>>>
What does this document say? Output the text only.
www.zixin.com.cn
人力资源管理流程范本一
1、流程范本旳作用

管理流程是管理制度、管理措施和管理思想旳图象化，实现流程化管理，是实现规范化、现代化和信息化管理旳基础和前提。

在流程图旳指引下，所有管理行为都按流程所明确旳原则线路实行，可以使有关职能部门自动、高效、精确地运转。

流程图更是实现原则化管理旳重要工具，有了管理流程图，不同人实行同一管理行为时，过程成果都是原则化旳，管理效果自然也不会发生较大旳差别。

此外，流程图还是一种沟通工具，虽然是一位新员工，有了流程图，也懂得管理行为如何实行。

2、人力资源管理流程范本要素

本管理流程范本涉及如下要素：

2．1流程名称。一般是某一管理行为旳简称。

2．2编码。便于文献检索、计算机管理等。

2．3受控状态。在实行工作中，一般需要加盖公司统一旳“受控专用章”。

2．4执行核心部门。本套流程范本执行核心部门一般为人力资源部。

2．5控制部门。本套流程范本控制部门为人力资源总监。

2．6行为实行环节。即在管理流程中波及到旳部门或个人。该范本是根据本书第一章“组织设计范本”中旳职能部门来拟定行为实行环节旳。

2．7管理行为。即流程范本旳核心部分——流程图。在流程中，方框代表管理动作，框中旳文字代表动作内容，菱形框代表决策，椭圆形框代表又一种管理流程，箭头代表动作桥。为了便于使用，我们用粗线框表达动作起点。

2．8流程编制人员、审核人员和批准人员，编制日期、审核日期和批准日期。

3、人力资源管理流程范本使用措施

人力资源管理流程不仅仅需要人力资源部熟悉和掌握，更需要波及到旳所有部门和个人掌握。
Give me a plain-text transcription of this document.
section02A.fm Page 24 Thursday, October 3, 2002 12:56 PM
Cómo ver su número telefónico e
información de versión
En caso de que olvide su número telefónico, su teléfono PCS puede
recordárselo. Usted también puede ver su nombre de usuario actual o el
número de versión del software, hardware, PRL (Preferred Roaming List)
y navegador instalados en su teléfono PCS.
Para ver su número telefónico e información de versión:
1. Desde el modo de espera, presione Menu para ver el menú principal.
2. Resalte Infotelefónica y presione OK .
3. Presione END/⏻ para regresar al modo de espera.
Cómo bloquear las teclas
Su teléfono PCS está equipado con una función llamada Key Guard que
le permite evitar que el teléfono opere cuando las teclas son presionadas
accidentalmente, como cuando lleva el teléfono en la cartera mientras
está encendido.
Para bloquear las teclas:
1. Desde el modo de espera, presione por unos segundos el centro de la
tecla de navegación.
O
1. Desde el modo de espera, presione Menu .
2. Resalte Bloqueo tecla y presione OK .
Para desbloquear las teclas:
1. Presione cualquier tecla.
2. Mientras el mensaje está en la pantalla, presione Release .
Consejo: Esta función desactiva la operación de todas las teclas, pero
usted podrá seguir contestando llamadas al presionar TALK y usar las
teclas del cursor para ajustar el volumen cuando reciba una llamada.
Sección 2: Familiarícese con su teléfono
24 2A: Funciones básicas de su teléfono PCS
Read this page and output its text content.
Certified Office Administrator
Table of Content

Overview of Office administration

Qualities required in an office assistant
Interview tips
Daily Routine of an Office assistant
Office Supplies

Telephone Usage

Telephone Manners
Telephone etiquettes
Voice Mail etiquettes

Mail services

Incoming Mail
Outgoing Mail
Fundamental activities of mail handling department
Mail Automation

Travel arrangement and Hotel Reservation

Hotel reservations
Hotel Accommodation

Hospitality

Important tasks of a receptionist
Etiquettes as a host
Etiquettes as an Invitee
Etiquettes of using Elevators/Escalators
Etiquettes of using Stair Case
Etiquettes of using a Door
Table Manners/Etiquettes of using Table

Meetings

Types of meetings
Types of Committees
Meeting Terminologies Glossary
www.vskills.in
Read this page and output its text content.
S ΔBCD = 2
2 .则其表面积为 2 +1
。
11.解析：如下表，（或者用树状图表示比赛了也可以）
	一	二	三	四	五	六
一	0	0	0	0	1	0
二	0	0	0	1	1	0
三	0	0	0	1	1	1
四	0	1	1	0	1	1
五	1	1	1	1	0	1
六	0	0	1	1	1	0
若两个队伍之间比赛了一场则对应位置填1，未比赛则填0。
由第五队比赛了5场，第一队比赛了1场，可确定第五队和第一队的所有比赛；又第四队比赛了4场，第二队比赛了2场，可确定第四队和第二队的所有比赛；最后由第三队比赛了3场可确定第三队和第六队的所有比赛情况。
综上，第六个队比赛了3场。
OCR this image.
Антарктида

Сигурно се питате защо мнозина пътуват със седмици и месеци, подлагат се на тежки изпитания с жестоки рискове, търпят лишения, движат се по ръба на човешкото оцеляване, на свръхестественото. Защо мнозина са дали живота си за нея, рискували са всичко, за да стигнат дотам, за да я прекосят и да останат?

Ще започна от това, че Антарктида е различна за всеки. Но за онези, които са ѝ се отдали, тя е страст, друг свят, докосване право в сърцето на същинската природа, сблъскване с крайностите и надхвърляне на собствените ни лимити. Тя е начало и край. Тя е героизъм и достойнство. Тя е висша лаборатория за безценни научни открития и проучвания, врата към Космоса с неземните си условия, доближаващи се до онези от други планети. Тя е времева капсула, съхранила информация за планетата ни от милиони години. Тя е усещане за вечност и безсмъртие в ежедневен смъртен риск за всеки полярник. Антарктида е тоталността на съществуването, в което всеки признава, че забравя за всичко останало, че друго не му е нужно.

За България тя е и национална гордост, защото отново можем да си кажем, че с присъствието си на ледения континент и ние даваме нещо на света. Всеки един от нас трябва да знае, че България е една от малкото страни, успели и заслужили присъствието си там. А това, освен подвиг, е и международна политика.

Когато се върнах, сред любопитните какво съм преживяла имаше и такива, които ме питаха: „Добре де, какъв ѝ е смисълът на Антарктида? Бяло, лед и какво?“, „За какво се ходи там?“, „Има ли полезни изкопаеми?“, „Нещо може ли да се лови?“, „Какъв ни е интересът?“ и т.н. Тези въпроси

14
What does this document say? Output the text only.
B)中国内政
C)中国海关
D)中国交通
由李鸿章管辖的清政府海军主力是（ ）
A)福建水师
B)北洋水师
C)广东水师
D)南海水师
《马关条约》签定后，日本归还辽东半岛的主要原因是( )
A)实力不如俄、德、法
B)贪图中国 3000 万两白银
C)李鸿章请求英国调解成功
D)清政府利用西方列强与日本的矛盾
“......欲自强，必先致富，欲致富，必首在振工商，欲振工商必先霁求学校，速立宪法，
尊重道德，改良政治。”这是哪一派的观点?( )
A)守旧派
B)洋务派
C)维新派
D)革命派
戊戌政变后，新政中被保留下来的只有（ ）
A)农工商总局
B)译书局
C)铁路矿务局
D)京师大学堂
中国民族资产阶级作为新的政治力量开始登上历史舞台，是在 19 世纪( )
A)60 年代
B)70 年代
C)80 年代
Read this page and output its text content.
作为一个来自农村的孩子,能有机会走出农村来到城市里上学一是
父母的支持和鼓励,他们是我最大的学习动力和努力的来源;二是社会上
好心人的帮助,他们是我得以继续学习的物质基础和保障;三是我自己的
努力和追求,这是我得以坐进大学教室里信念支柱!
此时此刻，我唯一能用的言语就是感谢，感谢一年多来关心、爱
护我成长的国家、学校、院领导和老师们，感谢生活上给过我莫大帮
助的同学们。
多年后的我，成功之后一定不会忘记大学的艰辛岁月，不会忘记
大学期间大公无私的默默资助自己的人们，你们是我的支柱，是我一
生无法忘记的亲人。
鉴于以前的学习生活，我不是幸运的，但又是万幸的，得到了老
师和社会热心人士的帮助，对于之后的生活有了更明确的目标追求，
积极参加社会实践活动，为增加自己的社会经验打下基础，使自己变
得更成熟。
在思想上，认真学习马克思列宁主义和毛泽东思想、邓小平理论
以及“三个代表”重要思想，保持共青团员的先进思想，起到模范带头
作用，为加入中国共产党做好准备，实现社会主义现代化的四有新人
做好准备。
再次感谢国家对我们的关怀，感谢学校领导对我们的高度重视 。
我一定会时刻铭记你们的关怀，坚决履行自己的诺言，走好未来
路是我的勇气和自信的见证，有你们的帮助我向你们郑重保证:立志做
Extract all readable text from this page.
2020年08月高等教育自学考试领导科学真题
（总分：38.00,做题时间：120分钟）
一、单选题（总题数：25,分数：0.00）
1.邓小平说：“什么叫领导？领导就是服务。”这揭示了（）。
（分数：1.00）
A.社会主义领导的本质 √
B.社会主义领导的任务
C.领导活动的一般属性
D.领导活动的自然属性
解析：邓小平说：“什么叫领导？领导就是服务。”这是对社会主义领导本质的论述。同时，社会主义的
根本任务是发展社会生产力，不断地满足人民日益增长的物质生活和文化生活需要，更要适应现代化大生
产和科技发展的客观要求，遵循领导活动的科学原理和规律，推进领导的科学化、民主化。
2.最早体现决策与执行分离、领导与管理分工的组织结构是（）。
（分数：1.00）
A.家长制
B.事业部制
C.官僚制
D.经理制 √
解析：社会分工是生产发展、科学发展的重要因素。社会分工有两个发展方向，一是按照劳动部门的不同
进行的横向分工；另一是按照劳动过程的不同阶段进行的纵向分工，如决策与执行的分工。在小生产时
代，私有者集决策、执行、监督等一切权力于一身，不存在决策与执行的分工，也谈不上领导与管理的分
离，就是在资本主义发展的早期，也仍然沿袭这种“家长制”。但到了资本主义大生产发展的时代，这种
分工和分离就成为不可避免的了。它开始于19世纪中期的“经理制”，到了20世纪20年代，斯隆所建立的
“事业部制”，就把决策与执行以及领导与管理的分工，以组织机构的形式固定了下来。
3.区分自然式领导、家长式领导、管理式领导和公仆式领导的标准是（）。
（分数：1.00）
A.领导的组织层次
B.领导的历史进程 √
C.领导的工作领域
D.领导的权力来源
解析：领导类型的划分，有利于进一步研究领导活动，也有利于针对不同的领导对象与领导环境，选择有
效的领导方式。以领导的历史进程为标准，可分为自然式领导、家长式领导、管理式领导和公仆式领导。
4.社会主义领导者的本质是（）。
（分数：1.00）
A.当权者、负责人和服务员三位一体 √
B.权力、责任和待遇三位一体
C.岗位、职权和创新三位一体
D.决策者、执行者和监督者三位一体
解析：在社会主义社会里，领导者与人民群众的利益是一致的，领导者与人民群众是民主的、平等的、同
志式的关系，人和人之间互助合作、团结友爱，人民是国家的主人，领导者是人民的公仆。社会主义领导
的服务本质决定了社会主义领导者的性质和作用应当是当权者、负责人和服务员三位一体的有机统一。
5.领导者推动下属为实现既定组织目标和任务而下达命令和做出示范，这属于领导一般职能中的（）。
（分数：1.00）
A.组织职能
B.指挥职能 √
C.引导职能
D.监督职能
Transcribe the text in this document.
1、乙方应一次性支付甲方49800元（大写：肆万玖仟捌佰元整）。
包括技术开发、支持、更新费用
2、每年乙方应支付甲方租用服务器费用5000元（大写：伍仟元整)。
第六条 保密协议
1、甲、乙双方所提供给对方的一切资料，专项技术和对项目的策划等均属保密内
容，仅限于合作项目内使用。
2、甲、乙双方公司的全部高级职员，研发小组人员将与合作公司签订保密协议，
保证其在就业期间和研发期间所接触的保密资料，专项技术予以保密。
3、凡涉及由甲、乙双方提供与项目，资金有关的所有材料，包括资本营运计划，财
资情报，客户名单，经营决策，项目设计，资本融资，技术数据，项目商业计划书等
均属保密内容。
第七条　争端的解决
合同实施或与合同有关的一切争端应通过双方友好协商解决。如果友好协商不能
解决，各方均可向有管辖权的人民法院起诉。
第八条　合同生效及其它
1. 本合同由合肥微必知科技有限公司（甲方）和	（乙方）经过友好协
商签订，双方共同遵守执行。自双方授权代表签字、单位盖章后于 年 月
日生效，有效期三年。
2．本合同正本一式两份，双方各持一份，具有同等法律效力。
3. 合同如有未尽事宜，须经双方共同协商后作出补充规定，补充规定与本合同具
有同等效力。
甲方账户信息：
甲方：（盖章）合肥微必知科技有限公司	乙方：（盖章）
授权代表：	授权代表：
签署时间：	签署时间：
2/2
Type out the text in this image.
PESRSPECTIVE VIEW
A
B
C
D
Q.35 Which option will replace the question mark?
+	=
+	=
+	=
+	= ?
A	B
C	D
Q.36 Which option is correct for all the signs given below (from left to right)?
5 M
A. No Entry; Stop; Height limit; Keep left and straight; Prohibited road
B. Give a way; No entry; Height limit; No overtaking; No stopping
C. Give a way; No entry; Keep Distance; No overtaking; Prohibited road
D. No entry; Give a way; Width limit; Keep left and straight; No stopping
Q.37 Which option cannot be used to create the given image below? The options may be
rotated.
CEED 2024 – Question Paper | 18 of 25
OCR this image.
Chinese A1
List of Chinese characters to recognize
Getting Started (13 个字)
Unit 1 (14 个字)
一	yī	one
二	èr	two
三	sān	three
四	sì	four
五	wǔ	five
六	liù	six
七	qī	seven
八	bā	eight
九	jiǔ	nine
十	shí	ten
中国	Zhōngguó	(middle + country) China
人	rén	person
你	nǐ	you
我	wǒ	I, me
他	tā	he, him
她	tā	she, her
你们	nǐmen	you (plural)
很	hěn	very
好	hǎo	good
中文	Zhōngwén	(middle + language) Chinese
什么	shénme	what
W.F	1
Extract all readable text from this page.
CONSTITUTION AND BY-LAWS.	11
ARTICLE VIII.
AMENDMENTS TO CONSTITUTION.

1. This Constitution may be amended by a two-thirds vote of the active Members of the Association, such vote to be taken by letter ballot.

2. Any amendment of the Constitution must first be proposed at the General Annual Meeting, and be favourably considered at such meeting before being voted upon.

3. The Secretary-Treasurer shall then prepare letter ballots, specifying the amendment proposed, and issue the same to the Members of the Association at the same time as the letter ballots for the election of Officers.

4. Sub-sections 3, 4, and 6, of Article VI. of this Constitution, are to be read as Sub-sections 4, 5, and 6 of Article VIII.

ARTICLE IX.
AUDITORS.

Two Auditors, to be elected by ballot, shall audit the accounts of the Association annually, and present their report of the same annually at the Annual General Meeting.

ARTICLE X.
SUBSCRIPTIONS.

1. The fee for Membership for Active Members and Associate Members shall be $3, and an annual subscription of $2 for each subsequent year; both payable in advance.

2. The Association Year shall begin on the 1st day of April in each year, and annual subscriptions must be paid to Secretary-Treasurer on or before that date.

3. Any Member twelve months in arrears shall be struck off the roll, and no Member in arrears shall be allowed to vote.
<<<
▸ Given request
All lines above containing the string "teclas" are to be collected.

▸ Response
Cómo bloquear las teclas
le permite evitar que el teléfono opere cuando las teclas son presionadas
Para bloquear las teclas:
Para desbloquear las teclas:
Consejo: Esta función desactiva la operación de todas las teclas, pero
teclas del cursor para ajustar el volumen cuando reciba una llamada.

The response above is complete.